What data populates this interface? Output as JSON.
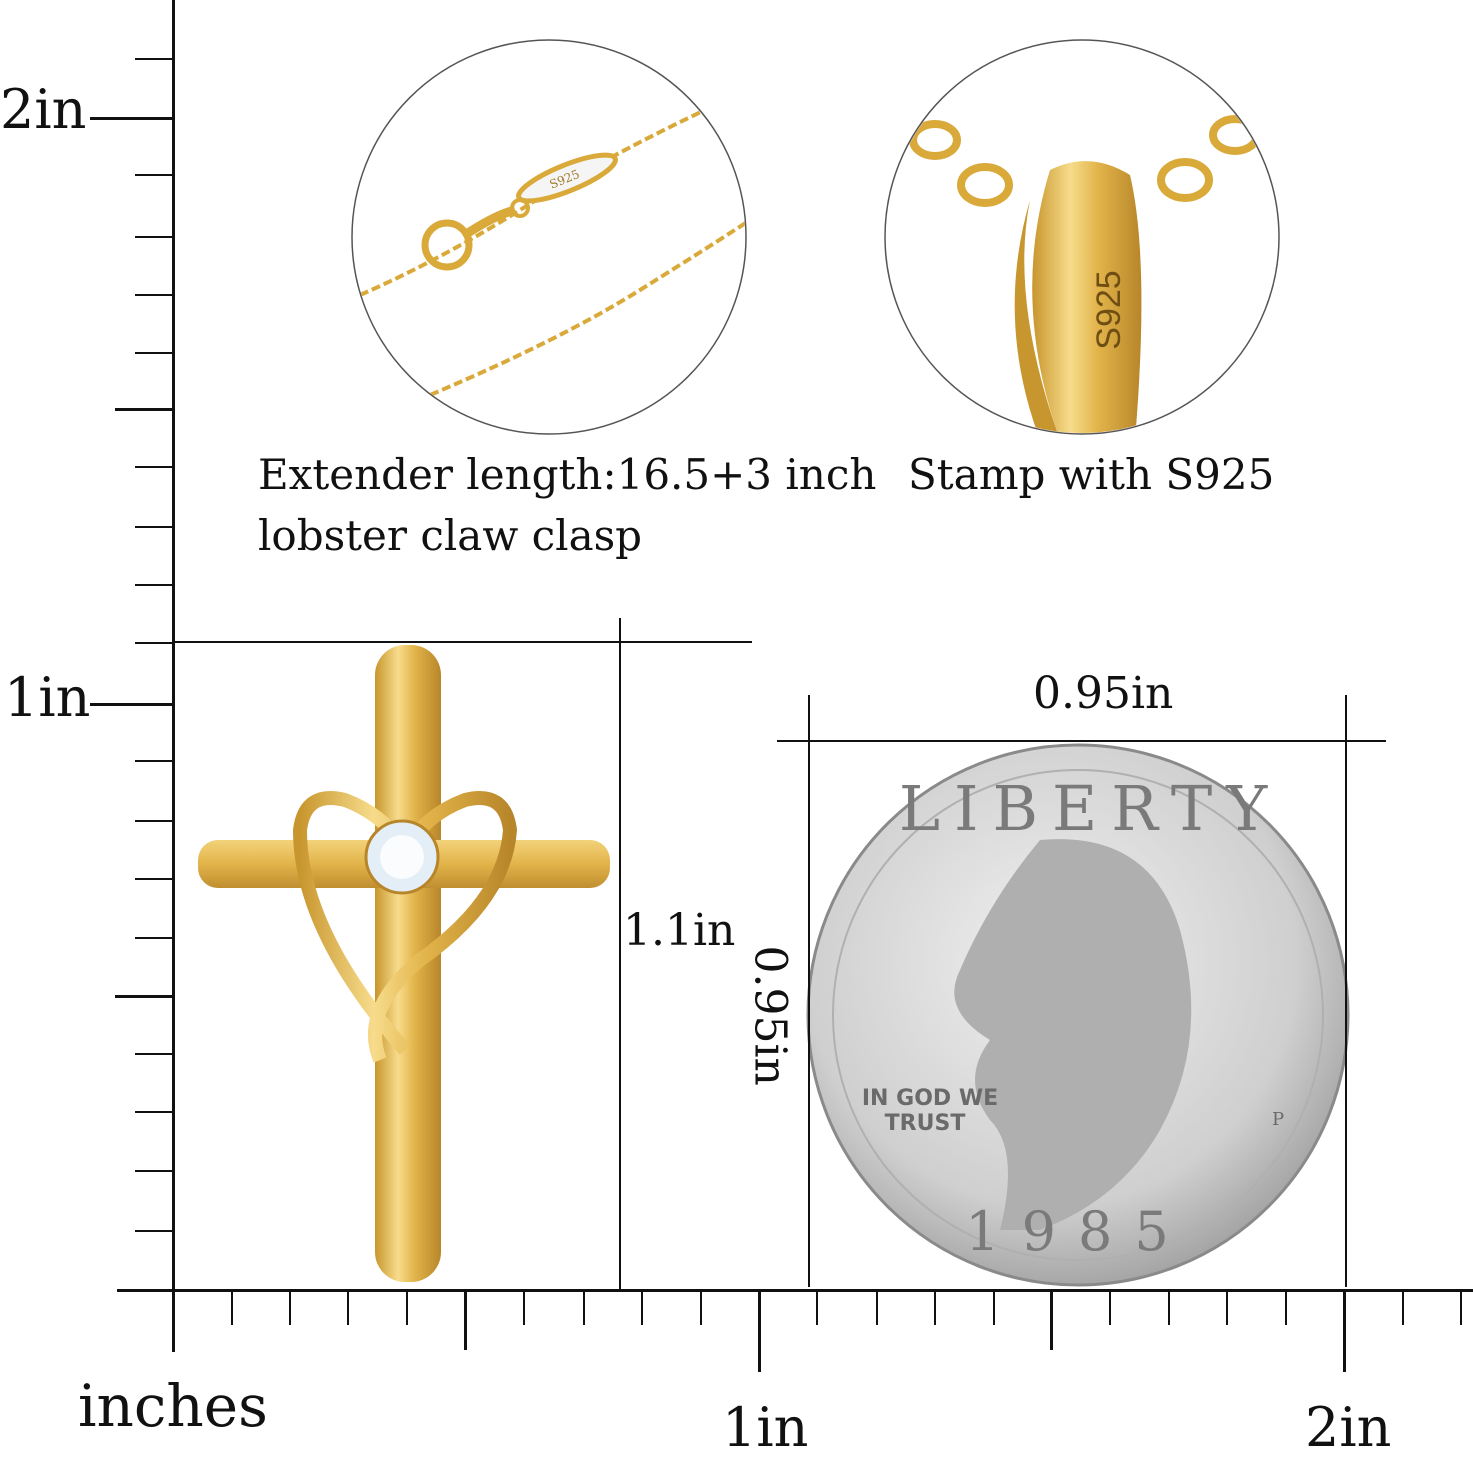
{
  "ruler": {
    "unit_label": "inches",
    "vertical_labels": [
      "2in",
      "1in"
    ],
    "horizontal_labels": [
      "1in",
      "2in"
    ]
  },
  "details": {
    "chain_caption_line1": "Extender length:16.5+3 inch",
    "chain_caption_line2": "lobster claw clasp",
    "bail_caption": "Stamp with S925",
    "clasp_stamp": "S925",
    "bail_stamp": "S925"
  },
  "pendant": {
    "height_label": "1.1in"
  },
  "coin": {
    "width_label": "0.95in",
    "height_label": "0.95in",
    "legend": "LIBERTY",
    "motto_line1": "IN GOD WE",
    "motto_line2": "TRUST",
    "year": "1985",
    "mint_mark": "P"
  },
  "colors": {
    "gold": "#E2B44A",
    "gold_light": "#F7DC8C",
    "gold_dark": "#B8862A",
    "silver": "#C9C9C9",
    "ink": "#111111"
  }
}
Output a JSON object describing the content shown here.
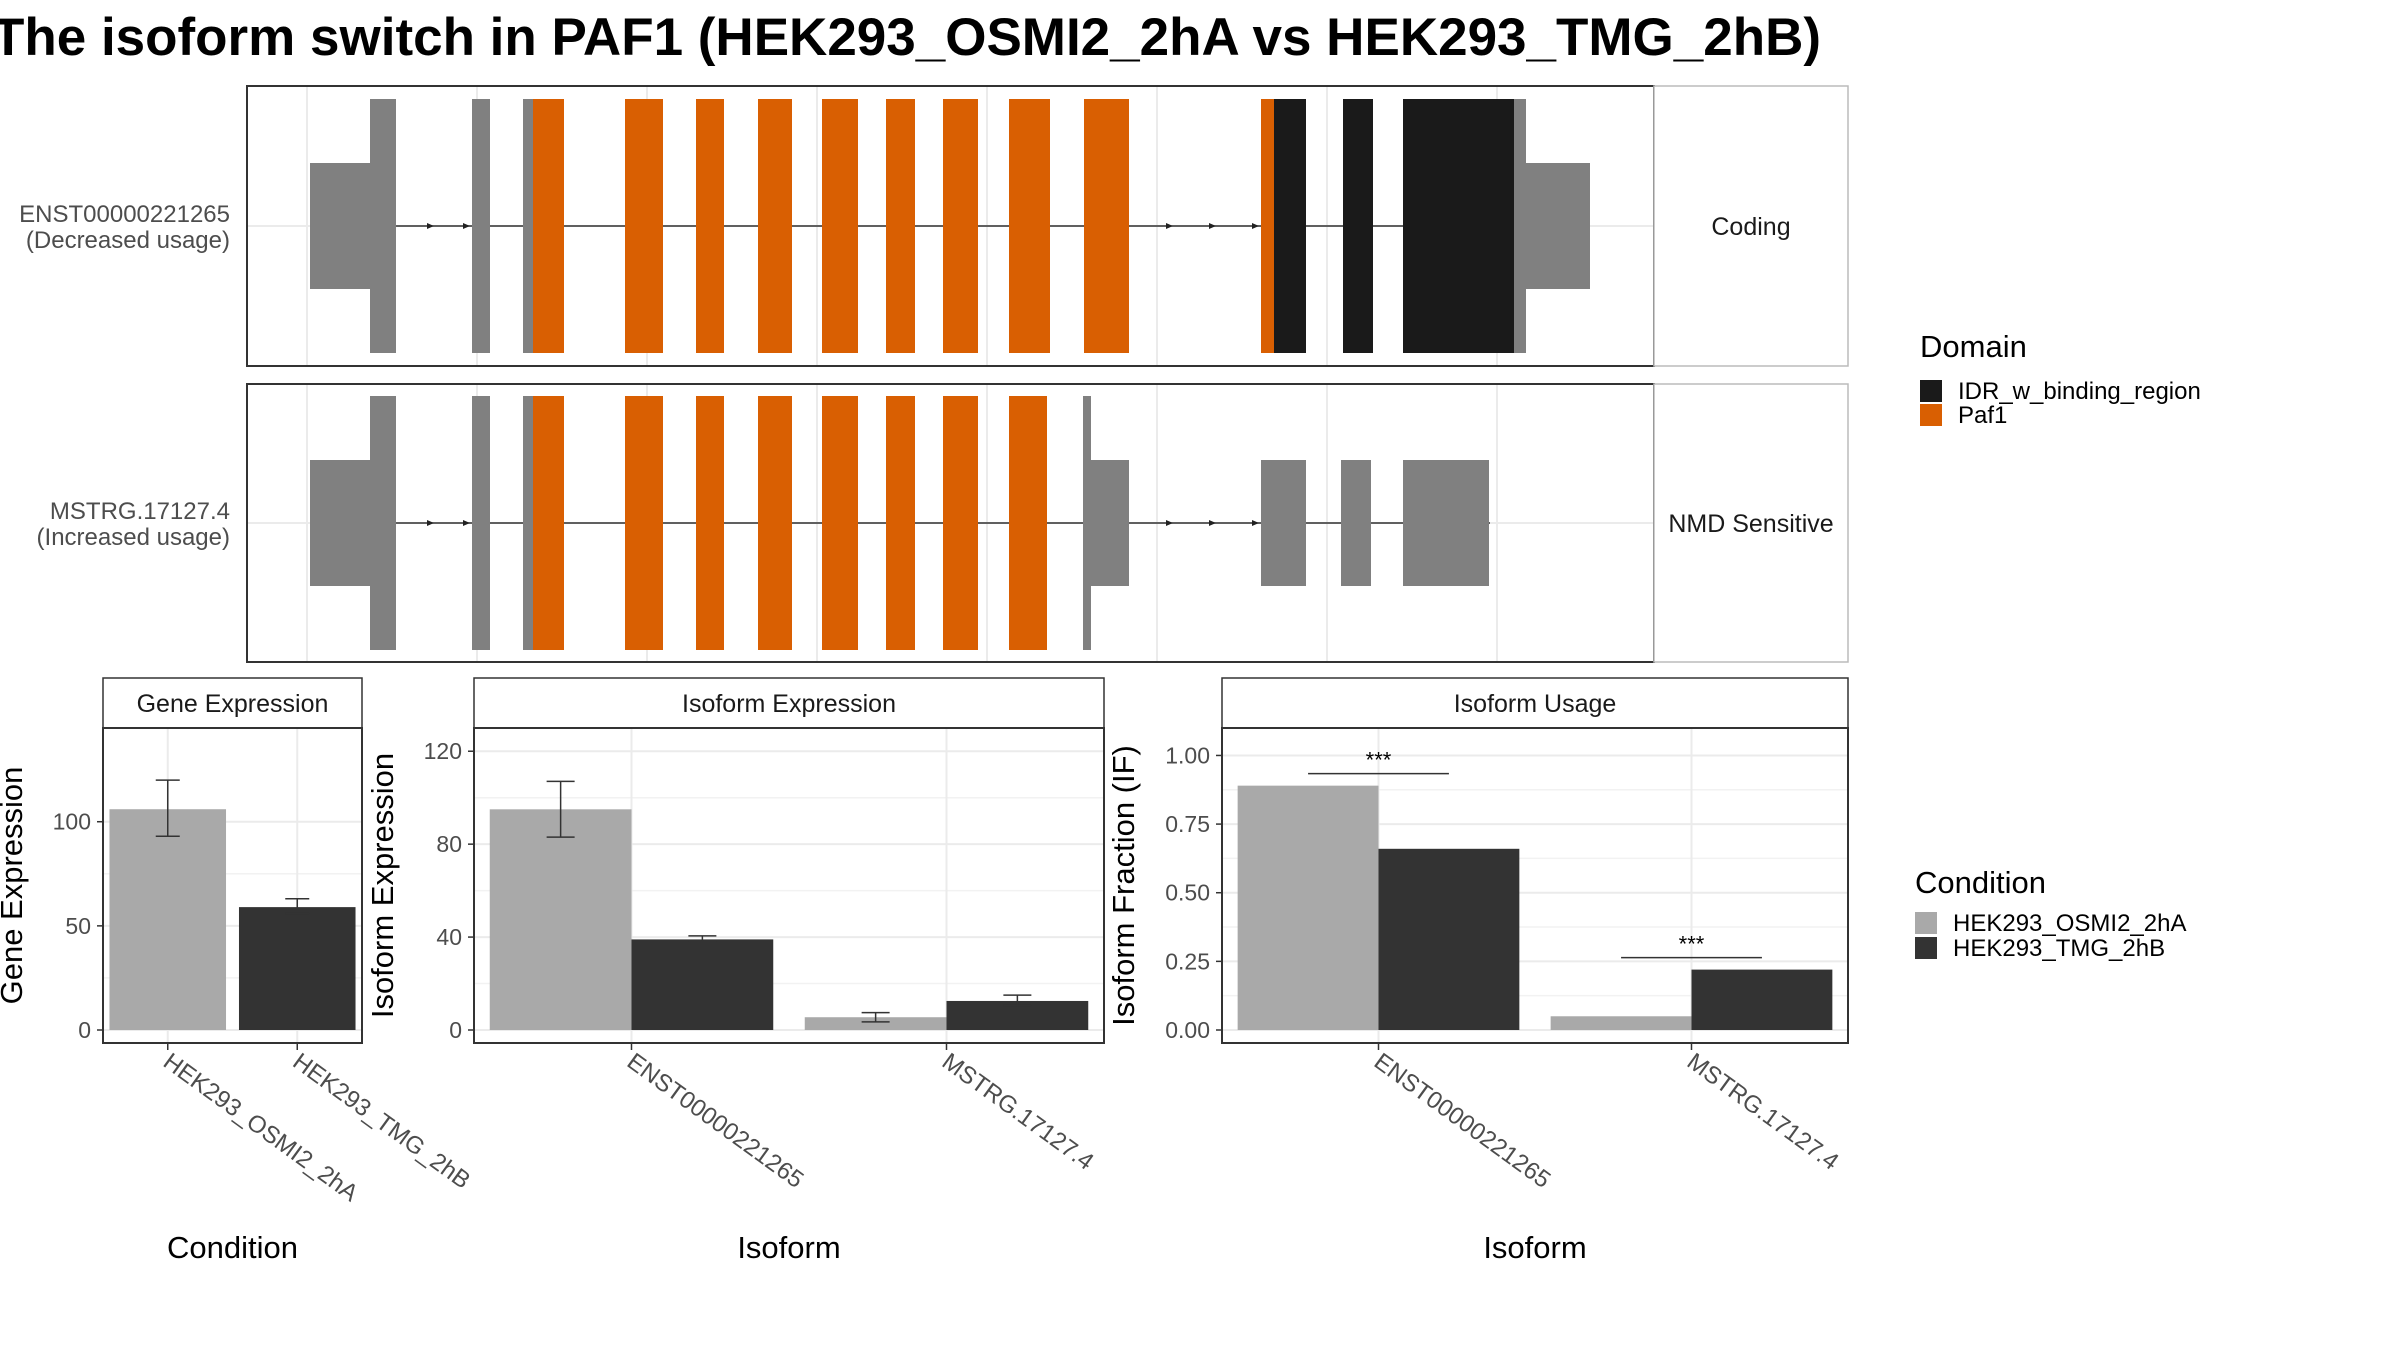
{
  "title": "The isoform switch in PAF1 (HEK293_OSMI2_2hA vs HEK293_TMG_2hB)",
  "colors": {
    "cond_a": "#A9A9A9",
    "cond_b": "#333333",
    "idr": "#1a1a1a",
    "paf1": "#D95F02",
    "exon": "#808080",
    "grid": "#ebebeb",
    "strip_bg": "#ffffff"
  },
  "structure": {
    "isoforms": [
      {
        "id": "ENST00000221265",
        "usage": "(Decreased usage)",
        "category": "Coding"
      },
      {
        "id": "MSTRG.17127.4",
        "usage": "(Increased usage)",
        "category": "NMD Sensitive"
      }
    ],
    "domain_legend": {
      "title": "Domain",
      "items": [
        {
          "label": "IDR_w_binding_region",
          "color": "#1a1a1a"
        },
        {
          "label": "Paf1",
          "color": "#D95F02"
        }
      ]
    }
  },
  "condition_legend": {
    "title": "Condition",
    "items": [
      {
        "label": "HEK293_OSMI2_2hA",
        "color": "#A9A9A9"
      },
      {
        "label": "HEK293_TMG_2hB",
        "color": "#333333"
      }
    ]
  },
  "chart_data": [
    {
      "type": "bar",
      "strip": "Gene Expression",
      "xlabel": "Condition",
      "ylabel": "Gene Expression",
      "categories": [
        "HEK293_OSMI2_2hA",
        "HEK293_TMG_2hB"
      ],
      "values": [
        106,
        59
      ],
      "errors": [
        [
          93,
          120
        ],
        [
          56,
          63
        ]
      ],
      "ylim": [
        0,
        145
      ],
      "yticks": [
        "0",
        "50",
        "100"
      ],
      "ytick_values": [
        0,
        50,
        100
      ]
    },
    {
      "type": "bar",
      "strip": "Isoform Expression",
      "xlabel": "Isoform",
      "ylabel": "Isoform Expression",
      "categories": [
        "ENST00000221265",
        "MSTRG.17127.4"
      ],
      "series": [
        {
          "name": "HEK293_OSMI2_2hA",
          "values": [
            95,
            5.5
          ]
        },
        {
          "name": "HEK293_TMG_2hB",
          "values": [
            39,
            12.5
          ]
        }
      ],
      "errors": [
        [
          [
            83,
            107
          ],
          [
            3.5,
            7.5
          ]
        ],
        [
          [
            38,
            40.5
          ],
          [
            10.5,
            15
          ]
        ]
      ],
      "ylim": [
        0,
        130
      ],
      "yticks": [
        "0",
        "40",
        "80",
        "120"
      ],
      "ytick_values": [
        0,
        40,
        80,
        120
      ]
    },
    {
      "type": "bar",
      "strip": "Isoform Usage",
      "xlabel": "Isoform",
      "ylabel": "Isoform Fraction (IF)",
      "categories": [
        "ENST00000221265",
        "MSTRG.17127.4"
      ],
      "series": [
        {
          "name": "HEK293_OSMI2_2hA",
          "values": [
            0.89,
            0.05
          ]
        },
        {
          "name": "HEK293_TMG_2hB",
          "values": [
            0.66,
            0.22
          ]
        }
      ],
      "significance": [
        "***",
        "***"
      ],
      "ylim": [
        0,
        1.1
      ],
      "yticks": [
        "0.00",
        "0.25",
        "0.50",
        "0.75",
        "1.00"
      ],
      "ytick_values": [
        0,
        0.25,
        0.5,
        0.75,
        1.0
      ]
    }
  ]
}
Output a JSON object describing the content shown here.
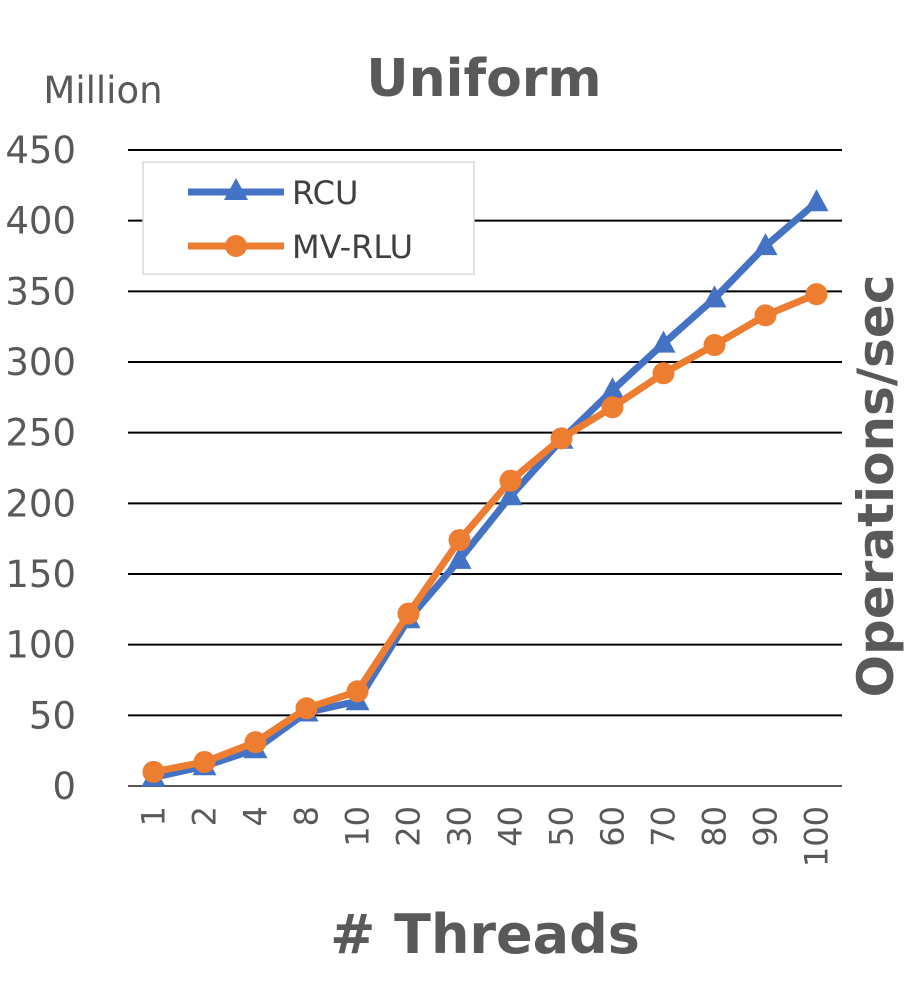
{
  "chart_data": {
    "type": "line",
    "title": "Uniform",
    "unit_label": "Million",
    "xlabel": "# Threads",
    "ylabel": "Operations/sec",
    "categories": [
      "1",
      "2",
      "4",
      "8",
      "10",
      "20",
      "30",
      "40",
      "50",
      "60",
      "70",
      "80",
      "90",
      "100"
    ],
    "ylim": [
      0,
      450
    ],
    "yticks": [
      0,
      50,
      100,
      150,
      200,
      250,
      300,
      350,
      400,
      450
    ],
    "grid": true,
    "legend_position": "top-left",
    "series": [
      {
        "name": "RCU",
        "color": "#4472C4",
        "marker": "triangle",
        "values": [
          6,
          14,
          26,
          52,
          60,
          118,
          160,
          205,
          245,
          280,
          313,
          345,
          382,
          413
        ]
      },
      {
        "name": "MV-RLU",
        "color": "#ED7D31",
        "marker": "circle",
        "values": [
          10,
          17,
          31,
          55,
          67,
          122,
          174,
          216,
          246,
          268,
          292,
          312,
          333,
          348
        ]
      }
    ]
  }
}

========================

Repeat all the data as it stands, dropping any images it holds.

What data populates this interface? Output as JSON.
{
  "ruler": {
    "unit_label": "inches",
    "vertical_labels": [
      "2in",
      "1in"
    ],
    "horizontal_labels": [
      "1in",
      "2in"
    ]
  },
  "details": {
    "chain_caption_line1": "Extender length:16.5+3 inch",
    "chain_caption_line2": "lobster claw clasp",
    "bail_caption": "Stamp with S925",
    "clasp_stamp": "S925",
    "bail_stamp": "S925"
  },
  "pendant": {
    "height_label": "1.1in"
  },
  "coin": {
    "width_label": "0.95in",
    "height_label": "0.95in",
    "legend": "LIBERTY",
    "motto_line1": "IN GOD WE",
    "motto_line2": "TRUST",
    "year": "1985",
    "mint_mark": "P"
  },
  "colors": {
    "gold": "#E2B44A",
    "gold_light": "#F7DC8C",
    "gold_dark": "#B8862A",
    "silver": "#C9C9C9",
    "ink": "#111111"
  }
}
Output a JSON object describing the content shown here.
{
  "title": "The isoform switch in PAF1 (HEK293_OSMI2_2hA vs HEK293_TMG_2hB)",
  "colors": {
    "cond_a": "#A9A9A9",
    "cond_b": "#333333",
    "idr": "#1a1a1a",
    "paf1": "#D95F02",
    "exon": "#808080",
    "grid": "#ebebeb",
    "strip_bg": "#ffffff"
  },
  "structure": {
    "isoforms": [
      {
        "id": "ENST00000221265",
        "usage": "(Decreased usage)",
        "category": "Coding"
      },
      {
        "id": "MSTRG.17127.4",
        "usage": "(Increased usage)",
        "category": "NMD Sensitive"
      }
    ],
    "domain_legend": {
      "title": "Domain",
      "items": [
        {
          "label": "IDR_w_binding_region",
          "color": "#1a1a1a"
        },
        {
          "label": "Paf1",
          "color": "#D95F02"
        }
      ]
    }
  },
  "condition_legend": {
    "title": "Condition",
    "items": [
      {
        "label": "HEK293_OSMI2_2hA",
        "color": "#A9A9A9"
      },
      {
        "label": "HEK293_TMG_2hB",
        "color": "#333333"
      }
    ]
  },
  "chart_data": [
    {
      "type": "bar",
      "strip": "Gene Expression",
      "xlabel": "Condition",
      "ylabel": "Gene Expression",
      "categories": [
        "HEK293_OSMI2_2hA",
        "HEK293_TMG_2hB"
      ],
      "values": [
        106,
        59
      ],
      "errors": [
        [
          93,
          120
        ],
        [
          56,
          63
        ]
      ],
      "ylim": [
        0,
        145
      ],
      "yticks": [
        "0",
        "50",
        "100"
      ],
      "ytick_values": [
        0,
        50,
        100
      ]
    },
    {
      "type": "bar",
      "strip": "Isoform Expression",
      "xlabel": "Isoform",
      "ylabel": "Isoform Expression",
      "categories": [
        "ENST00000221265",
        "MSTRG.17127.4"
      ],
      "series": [
        {
          "name": "HEK293_OSMI2_2hA",
          "values": [
            95,
            5.5
          ]
        },
        {
          "name": "HEK293_TMG_2hB",
          "values": [
            39,
            12.5
          ]
        }
      ],
      "errors": [
        [
          [
            83,
            107
          ],
          [
            3.5,
            7.5
          ]
        ],
        [
          [
            38,
            40.5
          ],
          [
            10.5,
            15
          ]
        ]
      ],
      "ylim": [
        0,
        130
      ],
      "yticks": [
        "0",
        "40",
        "80",
        "120"
      ],
      "ytick_values": [
        0,
        40,
        80,
        120
      ]
    },
    {
      "type": "bar",
      "strip": "Isoform Usage",
      "xlabel": "Isoform",
      "ylabel": "Isoform Fraction (IF)",
      "categories": [
        "ENST00000221265",
        "MSTRG.17127.4"
      ],
      "series": [
        {
          "name": "HEK293_OSMI2_2hA",
          "values": [
            0.89,
            0.05
          ]
        },
        {
          "name": "HEK293_TMG_2hB",
          "values": [
            0.66,
            0.22
          ]
        }
      ],
      "significance": [
        "***",
        "***"
      ],
      "ylim": [
        0,
        1.1
      ],
      "yticks": [
        "0.00",
        "0.25",
        "0.50",
        "0.75",
        "1.00"
      ],
      "ytick_values": [
        0,
        0.25,
        0.5,
        0.75,
        1.0
      ]
    }
  ]
}
Output a JSON object describing the content shown here.
{
  "chart_data": {
    "type": "line",
    "title": "Uniform",
    "unit_label": "Million",
    "xlabel": "# Threads",
    "ylabel": "Operations/sec",
    "categories": [
      "1",
      "2",
      "4",
      "8",
      "10",
      "20",
      "30",
      "40",
      "50",
      "60",
      "70",
      "80",
      "90",
      "100"
    ],
    "ylim": [
      0,
      450
    ],
    "yticks": [
      0,
      50,
      100,
      150,
      200,
      250,
      300,
      350,
      400,
      450
    ],
    "grid": true,
    "legend_position": "top-left",
    "series": [
      {
        "name": "RCU",
        "color": "#4472C4",
        "marker": "triangle",
        "values": [
          6,
          14,
          26,
          52,
          60,
          118,
          160,
          205,
          245,
          280,
          313,
          345,
          382,
          413
        ]
      },
      {
        "name": "MV-RLU",
        "color": "#ED7D31",
        "marker": "circle",
        "values": [
          10,
          17,
          31,
          55,
          67,
          122,
          174,
          216,
          246,
          268,
          292,
          312,
          333,
          348
        ]
      }
    ]
  }
}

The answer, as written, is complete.